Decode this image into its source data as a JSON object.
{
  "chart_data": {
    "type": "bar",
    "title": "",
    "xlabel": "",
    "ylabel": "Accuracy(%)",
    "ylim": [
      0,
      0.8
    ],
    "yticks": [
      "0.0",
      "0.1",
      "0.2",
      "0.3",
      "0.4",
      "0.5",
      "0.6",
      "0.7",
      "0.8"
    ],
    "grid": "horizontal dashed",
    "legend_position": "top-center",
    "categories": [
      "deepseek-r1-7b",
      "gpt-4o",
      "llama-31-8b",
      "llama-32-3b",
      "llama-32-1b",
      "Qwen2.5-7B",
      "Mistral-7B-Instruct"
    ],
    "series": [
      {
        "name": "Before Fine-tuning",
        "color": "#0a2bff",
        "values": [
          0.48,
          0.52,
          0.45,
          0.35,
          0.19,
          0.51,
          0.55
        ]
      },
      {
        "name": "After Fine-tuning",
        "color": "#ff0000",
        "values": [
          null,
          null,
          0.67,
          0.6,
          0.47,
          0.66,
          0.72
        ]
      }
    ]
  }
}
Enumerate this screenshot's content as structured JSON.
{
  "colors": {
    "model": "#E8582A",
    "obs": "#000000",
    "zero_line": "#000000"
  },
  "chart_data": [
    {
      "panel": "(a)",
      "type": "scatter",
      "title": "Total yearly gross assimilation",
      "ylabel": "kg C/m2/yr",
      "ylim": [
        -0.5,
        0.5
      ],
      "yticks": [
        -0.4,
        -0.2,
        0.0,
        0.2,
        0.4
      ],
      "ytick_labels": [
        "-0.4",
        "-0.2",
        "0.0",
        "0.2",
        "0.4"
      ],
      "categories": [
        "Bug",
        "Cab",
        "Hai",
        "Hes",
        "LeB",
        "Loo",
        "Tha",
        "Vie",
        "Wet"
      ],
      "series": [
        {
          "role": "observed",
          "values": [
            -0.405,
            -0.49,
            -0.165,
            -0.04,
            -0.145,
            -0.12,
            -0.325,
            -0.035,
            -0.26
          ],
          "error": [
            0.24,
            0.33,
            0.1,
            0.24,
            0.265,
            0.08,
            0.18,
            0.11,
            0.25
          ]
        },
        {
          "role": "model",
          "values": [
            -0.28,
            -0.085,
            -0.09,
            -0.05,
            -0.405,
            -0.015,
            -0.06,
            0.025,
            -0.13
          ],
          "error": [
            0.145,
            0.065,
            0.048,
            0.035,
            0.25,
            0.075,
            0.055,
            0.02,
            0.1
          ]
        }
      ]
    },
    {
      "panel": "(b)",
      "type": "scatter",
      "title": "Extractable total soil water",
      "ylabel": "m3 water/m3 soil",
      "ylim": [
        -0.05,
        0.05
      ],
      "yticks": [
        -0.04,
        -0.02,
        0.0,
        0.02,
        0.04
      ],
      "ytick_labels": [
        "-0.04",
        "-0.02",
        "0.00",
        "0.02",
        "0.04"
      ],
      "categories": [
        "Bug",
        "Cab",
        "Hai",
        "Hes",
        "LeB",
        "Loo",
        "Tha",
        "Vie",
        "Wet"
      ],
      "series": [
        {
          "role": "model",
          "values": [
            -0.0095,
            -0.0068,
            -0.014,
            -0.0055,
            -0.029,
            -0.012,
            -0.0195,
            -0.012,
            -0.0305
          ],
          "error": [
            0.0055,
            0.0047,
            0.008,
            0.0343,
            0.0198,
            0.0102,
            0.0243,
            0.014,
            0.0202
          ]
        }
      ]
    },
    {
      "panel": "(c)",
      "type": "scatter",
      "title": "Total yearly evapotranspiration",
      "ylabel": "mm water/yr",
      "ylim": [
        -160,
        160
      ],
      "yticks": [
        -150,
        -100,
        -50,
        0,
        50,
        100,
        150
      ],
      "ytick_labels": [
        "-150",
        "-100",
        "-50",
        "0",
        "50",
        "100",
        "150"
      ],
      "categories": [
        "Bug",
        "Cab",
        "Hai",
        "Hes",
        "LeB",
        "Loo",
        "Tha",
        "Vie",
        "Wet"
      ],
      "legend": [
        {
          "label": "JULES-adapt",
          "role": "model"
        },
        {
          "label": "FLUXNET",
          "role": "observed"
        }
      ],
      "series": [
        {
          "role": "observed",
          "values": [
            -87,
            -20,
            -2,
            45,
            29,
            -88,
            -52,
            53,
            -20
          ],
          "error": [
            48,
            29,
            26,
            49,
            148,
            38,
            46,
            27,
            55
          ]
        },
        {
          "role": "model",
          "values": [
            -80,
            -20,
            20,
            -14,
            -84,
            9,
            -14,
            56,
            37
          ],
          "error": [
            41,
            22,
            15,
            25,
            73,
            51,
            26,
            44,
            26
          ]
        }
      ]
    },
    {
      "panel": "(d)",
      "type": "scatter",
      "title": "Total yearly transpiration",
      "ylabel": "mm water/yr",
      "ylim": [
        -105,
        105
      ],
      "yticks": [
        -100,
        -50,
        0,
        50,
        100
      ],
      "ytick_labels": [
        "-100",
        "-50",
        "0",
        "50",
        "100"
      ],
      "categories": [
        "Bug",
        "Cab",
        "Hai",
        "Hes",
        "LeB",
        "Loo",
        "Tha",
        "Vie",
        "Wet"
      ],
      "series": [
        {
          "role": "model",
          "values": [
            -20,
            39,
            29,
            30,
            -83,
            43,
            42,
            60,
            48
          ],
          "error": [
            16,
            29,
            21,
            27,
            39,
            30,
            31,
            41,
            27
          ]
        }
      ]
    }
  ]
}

= = = = = = =

Work to do » Please restate the records in full, word for word.

Solution to the problem »
Decode this image into its source data as a JSON object.
{
  "chart_data": {
    "type": "bar",
    "title": "",
    "xlabel": "",
    "ylabel": "Accuracy(%)",
    "ylim": [
      0,
      0.8
    ],
    "yticks": [
      "0.0",
      "0.1",
      "0.2",
      "0.3",
      "0.4",
      "0.5",
      "0.6",
      "0.7",
      "0.8"
    ],
    "grid": "horizontal dashed",
    "legend_position": "top-center",
    "categories": [
      "deepseek-r1-7b",
      "gpt-4o",
      "llama-31-8b",
      "llama-32-3b",
      "llama-32-1b",
      "Qwen2.5-7B",
      "Mistral-7B-Instruct"
    ],
    "series": [
      {
        "name": "Before Fine-tuning",
        "color": "#0a2bff",
        "values": [
          0.48,
          0.52,
          0.45,
          0.35,
          0.19,
          0.51,
          0.55
        ]
      },
      {
        "name": "After Fine-tuning",
        "color": "#ff0000",
        "values": [
          null,
          null,
          0.67,
          0.6,
          0.47,
          0.66,
          0.72
        ]
      }
    ]
  }
}
Enumerate this screenshot's content as structured JSON.
{
  "colors": {
    "model": "#E8582A",
    "obs": "#000000",
    "zero_line": "#000000"
  },
  "chart_data": [
    {
      "panel": "(a)",
      "type": "scatter",
      "title": "Total yearly gross assimilation",
      "ylabel": "kg C/m2/yr",
      "ylim": [
        -0.5,
        0.5
      ],
      "yticks": [
        -0.4,
        -0.2,
        0.0,
        0.2,
        0.4
      ],
      "ytick_labels": [
        "-0.4",
        "-0.2",
        "0.0",
        "0.2",
        "0.4"
      ],
      "categories": [
        "Bug",
        "Cab",
        "Hai",
        "Hes",
        "LeB",
        "Loo",
        "Tha",
        "Vie",
        "Wet"
      ],
      "series": [
        {
          "role": "observed",
          "values": [
            -0.405,
            -0.49,
            -0.165,
            -0.04,
            -0.145,
            -0.12,
            -0.325,
            -0.035,
            -0.26
          ],
          "error": [
            0.24,
            0.33,
            0.1,
            0.24,
            0.265,
            0.08,
            0.18,
            0.11,
            0.25
          ]
        },
        {
          "role": "model",
          "values": [
            -0.28,
            -0.085,
            -0.09,
            -0.05,
            -0.405,
            -0.015,
            -0.06,
            0.025,
            -0.13
          ],
          "error": [
            0.145,
            0.065,
            0.048,
            0.035,
            0.25,
            0.075,
            0.055,
            0.02,
            0.1
          ]
        }
      ]
    },
    {
      "panel": "(b)",
      "type": "scatter",
      "title": "Extractable total soil water",
      "ylabel": "m3 water/m3 soil",
      "ylim": [
        -0.05,
        0.05
      ],
      "yticks": [
        -0.04,
        -0.02,
        0.0,
        0.02,
        0.04
      ],
      "ytick_labels": [
        "-0.04",
        "-0.02",
        "0.00",
        "0.02",
        "0.04"
      ],
      "categories": [
        "Bug",
        "Cab",
        "Hai",
        "Hes",
        "LeB",
        "Loo",
        "Tha",
        "Vie",
        "Wet"
      ],
      "series": [
        {
          "role": "model",
          "values": [
            -0.0095,
            -0.0068,
            -0.014,
            -0.0055,
            -0.029,
            -0.012,
            -0.0195,
            -0.012,
            -0.0305
          ],
          "error": [
            0.0055,
            0.0047,
            0.008,
            0.0343,
            0.0198,
            0.0102,
            0.0243,
            0.014,
            0.0202
          ]
        }
      ]
    },
    {
      "panel": "(c)",
      "type": "scatter",
      "title": "Total yearly evapotranspiration",
      "ylabel": "mm water/yr",
      "ylim": [
        -160,
        160
      ],
      "yticks": [
        -150,
        -100,
        -50,
        0,
        50,
        100,
        150
      ],
      "ytick_labels": [
        "-150",
        "-100",
        "-50",
        "0",
        "50",
        "100",
        "150"
      ],
      "categories": [
        "Bug",
        "Cab",
        "Hai",
        "Hes",
        "LeB",
        "Loo",
        "Tha",
        "Vie",
        "Wet"
      ],
      "legend": [
        {
          "label": "JULES-adapt",
          "role": "model"
        },
        {
          "label": "FLUXNET",
          "role": "observed"
        }
      ],
      "series": [
        {
          "role": "observed",
          "values": [
            -87,
            -20,
            -2,
            45,
            29,
            -88,
            -52,
            53,
            -20
          ],
          "error": [
            48,
            29,
            26,
            49,
            148,
            38,
            46,
            27,
            55
          ]
        },
        {
          "role": "model",
          "values": [
            -80,
            -20,
            20,
            -14,
            -84,
            9,
            -14,
            56,
            37
          ],
          "error": [
            41,
            22,
            15,
            25,
            73,
            51,
            26,
            44,
            26
          ]
        }
      ]
    },
    {
      "panel": "(d)",
      "type": "scatter",
      "title": "Total yearly transpiration",
      "ylabel": "mm water/yr",
      "ylim": [
        -105,
        105
      ],
      "yticks": [
        -100,
        -50,
        0,
        50,
        100
      ],
      "ytick_labels": [
        "-100",
        "-50",
        "0",
        "50",
        "100"
      ],
      "categories": [
        "Bug",
        "Cab",
        "Hai",
        "Hes",
        "LeB",
        "Loo",
        "Tha",
        "Vie",
        "Wet"
      ],
      "series": [
        {
          "role": "model",
          "values": [
            -20,
            39,
            29,
            30,
            -83,
            43,
            42,
            60,
            48
          ],
          "error": [
            16,
            29,
            21,
            27,
            39,
            30,
            31,
            41,
            27
          ]
        }
      ]
    }
  ]
}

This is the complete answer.